:: TASK INPUT

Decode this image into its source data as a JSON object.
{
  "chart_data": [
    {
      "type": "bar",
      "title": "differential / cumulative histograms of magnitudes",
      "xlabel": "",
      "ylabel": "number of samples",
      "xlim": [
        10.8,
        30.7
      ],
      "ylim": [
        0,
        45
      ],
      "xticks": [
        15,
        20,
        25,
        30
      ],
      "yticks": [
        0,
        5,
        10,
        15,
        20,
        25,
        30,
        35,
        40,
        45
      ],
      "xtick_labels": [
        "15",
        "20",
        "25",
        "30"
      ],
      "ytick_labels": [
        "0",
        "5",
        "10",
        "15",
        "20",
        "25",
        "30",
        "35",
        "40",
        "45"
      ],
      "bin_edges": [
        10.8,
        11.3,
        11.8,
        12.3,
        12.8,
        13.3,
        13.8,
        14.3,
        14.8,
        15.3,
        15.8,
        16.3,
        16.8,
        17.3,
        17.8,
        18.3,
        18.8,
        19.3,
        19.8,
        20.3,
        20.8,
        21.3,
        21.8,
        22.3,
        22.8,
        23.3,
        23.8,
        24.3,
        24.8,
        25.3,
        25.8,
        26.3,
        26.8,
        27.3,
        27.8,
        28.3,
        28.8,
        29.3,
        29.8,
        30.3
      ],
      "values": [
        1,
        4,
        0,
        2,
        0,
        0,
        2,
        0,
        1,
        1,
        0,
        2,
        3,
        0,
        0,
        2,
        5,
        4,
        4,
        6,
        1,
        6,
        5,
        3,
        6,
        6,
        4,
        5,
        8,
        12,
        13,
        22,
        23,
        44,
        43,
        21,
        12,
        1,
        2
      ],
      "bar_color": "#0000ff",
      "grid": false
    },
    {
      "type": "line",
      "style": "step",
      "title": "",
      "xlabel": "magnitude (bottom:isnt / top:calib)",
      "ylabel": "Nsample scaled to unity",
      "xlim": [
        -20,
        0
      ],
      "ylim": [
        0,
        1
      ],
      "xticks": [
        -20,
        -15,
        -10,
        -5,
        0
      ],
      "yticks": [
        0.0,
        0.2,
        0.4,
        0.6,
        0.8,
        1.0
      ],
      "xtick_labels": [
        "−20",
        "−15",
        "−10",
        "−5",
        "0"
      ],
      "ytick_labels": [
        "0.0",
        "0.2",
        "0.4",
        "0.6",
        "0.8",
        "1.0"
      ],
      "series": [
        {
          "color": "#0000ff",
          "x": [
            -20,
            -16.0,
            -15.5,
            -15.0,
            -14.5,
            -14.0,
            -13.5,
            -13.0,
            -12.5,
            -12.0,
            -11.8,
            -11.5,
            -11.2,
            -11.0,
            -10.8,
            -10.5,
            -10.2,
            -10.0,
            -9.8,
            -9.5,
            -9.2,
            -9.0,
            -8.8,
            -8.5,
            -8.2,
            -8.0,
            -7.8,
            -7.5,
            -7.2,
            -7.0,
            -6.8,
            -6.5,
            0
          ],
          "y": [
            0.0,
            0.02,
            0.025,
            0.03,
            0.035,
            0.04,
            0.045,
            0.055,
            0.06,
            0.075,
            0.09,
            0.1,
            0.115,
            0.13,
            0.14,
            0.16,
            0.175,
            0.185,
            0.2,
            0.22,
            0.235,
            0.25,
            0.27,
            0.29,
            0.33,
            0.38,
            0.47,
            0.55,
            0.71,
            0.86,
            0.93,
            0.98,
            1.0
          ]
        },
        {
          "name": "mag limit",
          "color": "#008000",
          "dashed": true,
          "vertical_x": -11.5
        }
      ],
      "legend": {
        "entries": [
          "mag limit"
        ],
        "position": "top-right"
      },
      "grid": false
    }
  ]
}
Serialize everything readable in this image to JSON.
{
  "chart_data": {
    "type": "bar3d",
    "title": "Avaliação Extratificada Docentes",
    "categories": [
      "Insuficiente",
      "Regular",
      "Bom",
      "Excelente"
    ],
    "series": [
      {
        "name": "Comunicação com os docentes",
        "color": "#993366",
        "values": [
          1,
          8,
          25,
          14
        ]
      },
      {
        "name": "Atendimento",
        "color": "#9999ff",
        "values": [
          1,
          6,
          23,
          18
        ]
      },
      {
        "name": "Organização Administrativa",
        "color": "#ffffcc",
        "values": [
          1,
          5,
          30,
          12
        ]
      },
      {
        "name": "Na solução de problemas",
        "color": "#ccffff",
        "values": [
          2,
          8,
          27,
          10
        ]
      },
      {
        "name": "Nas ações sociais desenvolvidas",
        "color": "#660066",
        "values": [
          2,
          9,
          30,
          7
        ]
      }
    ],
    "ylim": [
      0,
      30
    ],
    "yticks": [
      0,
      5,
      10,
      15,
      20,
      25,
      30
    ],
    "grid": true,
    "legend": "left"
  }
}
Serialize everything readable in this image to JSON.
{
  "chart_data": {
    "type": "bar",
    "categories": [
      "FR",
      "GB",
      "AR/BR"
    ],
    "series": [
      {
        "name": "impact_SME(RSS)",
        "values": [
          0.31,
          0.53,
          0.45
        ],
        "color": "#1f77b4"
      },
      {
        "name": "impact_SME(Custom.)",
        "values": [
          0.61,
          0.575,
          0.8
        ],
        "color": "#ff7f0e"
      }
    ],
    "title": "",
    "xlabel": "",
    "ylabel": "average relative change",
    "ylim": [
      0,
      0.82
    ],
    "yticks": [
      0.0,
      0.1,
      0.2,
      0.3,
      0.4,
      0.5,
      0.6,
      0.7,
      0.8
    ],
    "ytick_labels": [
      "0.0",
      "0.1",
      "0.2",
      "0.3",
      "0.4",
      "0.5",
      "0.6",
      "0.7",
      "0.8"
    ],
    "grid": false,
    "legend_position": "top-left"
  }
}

::::

_PROBLEM TO SOLVE:_ Each entry above needs to be retyped exactly.

_COMPLETE ANSWER:_
Decode this image into its source data as a JSON object.
{
  "chart_data": [
    {
      "type": "bar",
      "title": "differential / cumulative histograms of magnitudes",
      "xlabel": "",
      "ylabel": "number of samples",
      "xlim": [
        10.8,
        30.7
      ],
      "ylim": [
        0,
        45
      ],
      "xticks": [
        15,
        20,
        25,
        30
      ],
      "yticks": [
        0,
        5,
        10,
        15,
        20,
        25,
        30,
        35,
        40,
        45
      ],
      "xtick_labels": [
        "15",
        "20",
        "25",
        "30"
      ],
      "ytick_labels": [
        "0",
        "5",
        "10",
        "15",
        "20",
        "25",
        "30",
        "35",
        "40",
        "45"
      ],
      "bin_edges": [
        10.8,
        11.3,
        11.8,
        12.3,
        12.8,
        13.3,
        13.8,
        14.3,
        14.8,
        15.3,
        15.8,
        16.3,
        16.8,
        17.3,
        17.8,
        18.3,
        18.8,
        19.3,
        19.8,
        20.3,
        20.8,
        21.3,
        21.8,
        22.3,
        22.8,
        23.3,
        23.8,
        24.3,
        24.8,
        25.3,
        25.8,
        26.3,
        26.8,
        27.3,
        27.8,
        28.3,
        28.8,
        29.3,
        29.8,
        30.3
      ],
      "values": [
        1,
        4,
        0,
        2,
        0,
        0,
        2,
        0,
        1,
        1,
        0,
        2,
        3,
        0,
        0,
        2,
        5,
        4,
        4,
        6,
        1,
        6,
        5,
        3,
        6,
        6,
        4,
        5,
        8,
        12,
        13,
        22,
        23,
        44,
        43,
        21,
        12,
        1,
        2
      ],
      "bar_color": "#0000ff",
      "grid": false
    },
    {
      "type": "line",
      "style": "step",
      "title": "",
      "xlabel": "magnitude (bottom:isnt / top:calib)",
      "ylabel": "Nsample scaled to unity",
      "xlim": [
        -20,
        0
      ],
      "ylim": [
        0,
        1
      ],
      "xticks": [
        -20,
        -15,
        -10,
        -5,
        0
      ],
      "yticks": [
        0.0,
        0.2,
        0.4,
        0.6,
        0.8,
        1.0
      ],
      "xtick_labels": [
        "−20",
        "−15",
        "−10",
        "−5",
        "0"
      ],
      "ytick_labels": [
        "0.0",
        "0.2",
        "0.4",
        "0.6",
        "0.8",
        "1.0"
      ],
      "series": [
        {
          "color": "#0000ff",
          "x": [
            -20,
            -16.0,
            -15.5,
            -15.0,
            -14.5,
            -14.0,
            -13.5,
            -13.0,
            -12.5,
            -12.0,
            -11.8,
            -11.5,
            -11.2,
            -11.0,
            -10.8,
            -10.5,
            -10.2,
            -10.0,
            -9.8,
            -9.5,
            -9.2,
            -9.0,
            -8.8,
            -8.5,
            -8.2,
            -8.0,
            -7.8,
            -7.5,
            -7.2,
            -7.0,
            -6.8,
            -6.5,
            0
          ],
          "y": [
            0.0,
            0.02,
            0.025,
            0.03,
            0.035,
            0.04,
            0.045,
            0.055,
            0.06,
            0.075,
            0.09,
            0.1,
            0.115,
            0.13,
            0.14,
            0.16,
            0.175,
            0.185,
            0.2,
            0.22,
            0.235,
            0.25,
            0.27,
            0.29,
            0.33,
            0.38,
            0.47,
            0.55,
            0.71,
            0.86,
            0.93,
            0.98,
            1.0
          ]
        },
        {
          "name": "mag limit",
          "color": "#008000",
          "dashed": true,
          "vertical_x": -11.5
        }
      ],
      "legend": {
        "entries": [
          "mag limit"
        ],
        "position": "top-right"
      },
      "grid": false
    }
  ]
}
Serialize everything readable in this image to JSON.
{
  "chart_data": {
    "type": "bar3d",
    "title": "Avaliação Extratificada Docentes",
    "categories": [
      "Insuficiente",
      "Regular",
      "Bom",
      "Excelente"
    ],
    "series": [
      {
        "name": "Comunicação com os docentes",
        "color": "#993366",
        "values": [
          1,
          8,
          25,
          14
        ]
      },
      {
        "name": "Atendimento",
        "color": "#9999ff",
        "values": [
          1,
          6,
          23,
          18
        ]
      },
      {
        "name": "Organização Administrativa",
        "color": "#ffffcc",
        "values": [
          1,
          5,
          30,
          12
        ]
      },
      {
        "name": "Na solução de problemas",
        "color": "#ccffff",
        "values": [
          2,
          8,
          27,
          10
        ]
      },
      {
        "name": "Nas ações sociais desenvolvidas",
        "color": "#660066",
        "values": [
          2,
          9,
          30,
          7
        ]
      }
    ],
    "ylim": [
      0,
      30
    ],
    "yticks": [
      0,
      5,
      10,
      15,
      20,
      25,
      30
    ],
    "grid": true,
    "legend": "left"
  }
}
Serialize everything readable in this image to JSON.
{
  "chart_data": {
    "type": "bar",
    "categories": [
      "FR",
      "GB",
      "AR/BR"
    ],
    "series": [
      {
        "name": "impact_SME(RSS)",
        "values": [
          0.31,
          0.53,
          0.45
        ],
        "color": "#1f77b4"
      },
      {
        "name": "impact_SME(Custom.)",
        "values": [
          0.61,
          0.575,
          0.8
        ],
        "color": "#ff7f0e"
      }
    ],
    "title": "",
    "xlabel": "",
    "ylabel": "average relative change",
    "ylim": [
      0,
      0.82
    ],
    "yticks": [
      0.0,
      0.1,
      0.2,
      0.3,
      0.4,
      0.5,
      0.6,
      0.7,
      0.8
    ],
    "ytick_labels": [
      "0.0",
      "0.1",
      "0.2",
      "0.3",
      "0.4",
      "0.5",
      "0.6",
      "0.7",
      "0.8"
    ],
    "grid": false,
    "legend_position": "top-left"
  }
}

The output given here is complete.